# Exercise prompt:
Rewrite the rows from the first one through the line containing "x-tick-label: 400m: [376, 1172, 446, 1203]", inclusive, swapping "juvenile" for "subadult" and leaving everything else unchanged.

# Records for this exercise:

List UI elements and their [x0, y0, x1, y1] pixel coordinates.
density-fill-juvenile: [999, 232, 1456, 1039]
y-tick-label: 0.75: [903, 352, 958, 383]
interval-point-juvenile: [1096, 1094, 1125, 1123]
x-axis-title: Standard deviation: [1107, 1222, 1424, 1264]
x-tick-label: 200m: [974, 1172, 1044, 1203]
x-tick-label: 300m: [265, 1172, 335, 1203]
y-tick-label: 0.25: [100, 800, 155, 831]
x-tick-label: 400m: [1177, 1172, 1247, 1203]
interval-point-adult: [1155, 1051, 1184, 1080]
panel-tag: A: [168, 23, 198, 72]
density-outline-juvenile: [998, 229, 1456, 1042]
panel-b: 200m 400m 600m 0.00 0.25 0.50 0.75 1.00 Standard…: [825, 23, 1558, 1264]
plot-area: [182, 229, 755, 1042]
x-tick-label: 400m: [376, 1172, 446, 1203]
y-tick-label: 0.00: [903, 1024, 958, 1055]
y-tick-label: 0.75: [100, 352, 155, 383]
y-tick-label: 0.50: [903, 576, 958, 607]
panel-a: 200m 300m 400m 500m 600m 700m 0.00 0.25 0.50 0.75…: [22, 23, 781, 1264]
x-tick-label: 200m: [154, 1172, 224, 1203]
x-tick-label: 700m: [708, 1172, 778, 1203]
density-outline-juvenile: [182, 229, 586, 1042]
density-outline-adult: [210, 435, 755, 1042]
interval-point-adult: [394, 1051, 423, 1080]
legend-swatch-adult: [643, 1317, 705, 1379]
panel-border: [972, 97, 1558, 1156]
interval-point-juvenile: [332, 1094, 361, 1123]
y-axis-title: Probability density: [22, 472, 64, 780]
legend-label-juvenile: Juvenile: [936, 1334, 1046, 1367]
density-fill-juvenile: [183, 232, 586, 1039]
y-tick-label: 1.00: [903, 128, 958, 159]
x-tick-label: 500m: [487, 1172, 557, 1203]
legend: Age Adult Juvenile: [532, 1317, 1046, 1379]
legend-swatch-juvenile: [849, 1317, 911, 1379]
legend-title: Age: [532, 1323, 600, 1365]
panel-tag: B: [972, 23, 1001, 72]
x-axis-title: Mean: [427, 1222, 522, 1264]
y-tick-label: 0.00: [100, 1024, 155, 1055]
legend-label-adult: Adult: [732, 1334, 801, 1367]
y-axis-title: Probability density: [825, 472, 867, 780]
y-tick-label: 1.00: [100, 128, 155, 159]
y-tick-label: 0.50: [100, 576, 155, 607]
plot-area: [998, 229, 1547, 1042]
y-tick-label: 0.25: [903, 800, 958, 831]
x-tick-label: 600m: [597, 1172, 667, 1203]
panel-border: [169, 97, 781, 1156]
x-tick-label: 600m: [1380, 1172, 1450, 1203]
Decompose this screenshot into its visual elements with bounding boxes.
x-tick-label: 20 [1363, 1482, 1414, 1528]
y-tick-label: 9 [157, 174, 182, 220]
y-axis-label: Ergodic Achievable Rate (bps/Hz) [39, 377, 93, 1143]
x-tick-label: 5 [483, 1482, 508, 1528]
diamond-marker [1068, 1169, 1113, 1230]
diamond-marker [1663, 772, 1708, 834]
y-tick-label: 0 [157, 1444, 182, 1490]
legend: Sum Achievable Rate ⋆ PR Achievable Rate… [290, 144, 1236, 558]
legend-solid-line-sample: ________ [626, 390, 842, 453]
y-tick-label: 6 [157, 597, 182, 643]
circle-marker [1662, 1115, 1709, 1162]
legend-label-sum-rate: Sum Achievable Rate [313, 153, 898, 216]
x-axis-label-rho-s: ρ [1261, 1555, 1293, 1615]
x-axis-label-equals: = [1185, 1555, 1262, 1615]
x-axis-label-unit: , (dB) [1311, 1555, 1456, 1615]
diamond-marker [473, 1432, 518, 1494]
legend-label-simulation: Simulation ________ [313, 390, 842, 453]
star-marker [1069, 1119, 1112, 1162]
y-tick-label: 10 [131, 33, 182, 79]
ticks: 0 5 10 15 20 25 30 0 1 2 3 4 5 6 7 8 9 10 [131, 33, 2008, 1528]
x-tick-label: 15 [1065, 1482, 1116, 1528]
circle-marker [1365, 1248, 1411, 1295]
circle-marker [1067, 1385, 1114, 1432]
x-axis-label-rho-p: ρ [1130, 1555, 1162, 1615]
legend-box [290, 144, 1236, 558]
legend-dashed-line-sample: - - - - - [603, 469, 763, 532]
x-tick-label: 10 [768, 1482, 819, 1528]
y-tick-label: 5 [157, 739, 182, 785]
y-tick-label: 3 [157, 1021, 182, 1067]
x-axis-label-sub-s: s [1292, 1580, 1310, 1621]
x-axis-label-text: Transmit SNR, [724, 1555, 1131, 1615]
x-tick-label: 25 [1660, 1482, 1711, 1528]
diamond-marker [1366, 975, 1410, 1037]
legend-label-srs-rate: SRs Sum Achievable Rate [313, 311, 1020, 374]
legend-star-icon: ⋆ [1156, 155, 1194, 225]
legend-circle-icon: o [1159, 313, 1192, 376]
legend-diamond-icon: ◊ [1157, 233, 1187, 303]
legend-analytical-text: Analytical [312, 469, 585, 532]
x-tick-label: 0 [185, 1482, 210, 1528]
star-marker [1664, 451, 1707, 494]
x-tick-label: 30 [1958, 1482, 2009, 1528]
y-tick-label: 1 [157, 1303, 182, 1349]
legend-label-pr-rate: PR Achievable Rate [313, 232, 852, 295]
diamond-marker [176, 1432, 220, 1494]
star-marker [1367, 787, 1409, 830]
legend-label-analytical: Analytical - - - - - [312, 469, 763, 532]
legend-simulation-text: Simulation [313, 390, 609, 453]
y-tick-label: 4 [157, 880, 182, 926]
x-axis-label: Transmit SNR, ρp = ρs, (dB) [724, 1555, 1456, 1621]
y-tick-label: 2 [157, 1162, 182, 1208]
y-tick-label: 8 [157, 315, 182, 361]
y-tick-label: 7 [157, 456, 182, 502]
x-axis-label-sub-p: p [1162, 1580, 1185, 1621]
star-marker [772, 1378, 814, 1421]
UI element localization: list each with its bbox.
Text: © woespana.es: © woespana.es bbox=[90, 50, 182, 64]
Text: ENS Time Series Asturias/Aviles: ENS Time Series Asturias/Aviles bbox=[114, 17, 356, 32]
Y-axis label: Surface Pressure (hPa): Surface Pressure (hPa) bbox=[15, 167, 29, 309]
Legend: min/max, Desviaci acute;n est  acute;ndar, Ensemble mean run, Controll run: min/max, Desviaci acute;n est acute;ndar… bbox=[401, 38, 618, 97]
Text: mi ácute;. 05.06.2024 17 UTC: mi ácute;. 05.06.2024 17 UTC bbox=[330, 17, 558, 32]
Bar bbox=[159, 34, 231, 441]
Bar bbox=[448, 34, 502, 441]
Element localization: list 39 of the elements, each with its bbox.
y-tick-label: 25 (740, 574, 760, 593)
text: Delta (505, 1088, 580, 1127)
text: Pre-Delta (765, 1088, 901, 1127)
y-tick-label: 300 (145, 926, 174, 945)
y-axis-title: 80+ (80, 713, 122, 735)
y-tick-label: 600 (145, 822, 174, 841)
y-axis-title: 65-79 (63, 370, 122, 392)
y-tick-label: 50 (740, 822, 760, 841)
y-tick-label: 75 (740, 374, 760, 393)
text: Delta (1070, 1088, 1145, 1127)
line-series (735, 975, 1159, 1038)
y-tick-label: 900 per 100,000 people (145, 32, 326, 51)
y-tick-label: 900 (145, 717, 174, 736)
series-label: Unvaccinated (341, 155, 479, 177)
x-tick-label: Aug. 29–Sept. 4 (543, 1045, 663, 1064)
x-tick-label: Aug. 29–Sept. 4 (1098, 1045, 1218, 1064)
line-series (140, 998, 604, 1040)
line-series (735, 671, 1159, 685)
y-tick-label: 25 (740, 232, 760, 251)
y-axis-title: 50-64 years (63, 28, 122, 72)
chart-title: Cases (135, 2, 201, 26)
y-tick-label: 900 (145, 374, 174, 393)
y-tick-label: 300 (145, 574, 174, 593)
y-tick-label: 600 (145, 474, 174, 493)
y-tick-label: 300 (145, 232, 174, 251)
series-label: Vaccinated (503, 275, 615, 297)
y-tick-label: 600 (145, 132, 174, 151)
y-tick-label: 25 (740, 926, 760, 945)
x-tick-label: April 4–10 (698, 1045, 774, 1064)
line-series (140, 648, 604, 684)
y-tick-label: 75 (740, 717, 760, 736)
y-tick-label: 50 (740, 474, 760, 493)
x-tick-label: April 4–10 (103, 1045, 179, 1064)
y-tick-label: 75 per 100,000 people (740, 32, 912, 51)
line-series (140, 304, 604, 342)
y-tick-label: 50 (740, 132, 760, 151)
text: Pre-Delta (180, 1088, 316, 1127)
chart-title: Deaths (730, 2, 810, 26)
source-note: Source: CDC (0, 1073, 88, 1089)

# Full answer:
List UI elements and their [x0, y0, x1, y1] pixel coordinates.
density-fill-subadult: [999, 232, 1456, 1039]
y-tick-label: 0.75: [903, 352, 958, 383]
interval-point-subadult: [1096, 1094, 1125, 1123]
x-axis-title: Standard deviation: [1107, 1222, 1424, 1264]
x-tick-label: 200m: [974, 1172, 1044, 1203]
x-tick-label: 300m: [265, 1172, 335, 1203]
y-tick-label: 0.25: [100, 800, 155, 831]
x-tick-label: 400m: [1177, 1172, 1247, 1203]
interval-point-adult: [1155, 1051, 1184, 1080]
panel-tag: A: [168, 23, 198, 72]
density-outline-subadult: [998, 229, 1456, 1042]
panel-b: 200m 400m 600m 0.00 0.25 0.50 0.75 1.00 Standard…: [825, 23, 1558, 1264]
plot-area: [182, 229, 755, 1042]
x-tick-label: 400m: [376, 1172, 446, 1203]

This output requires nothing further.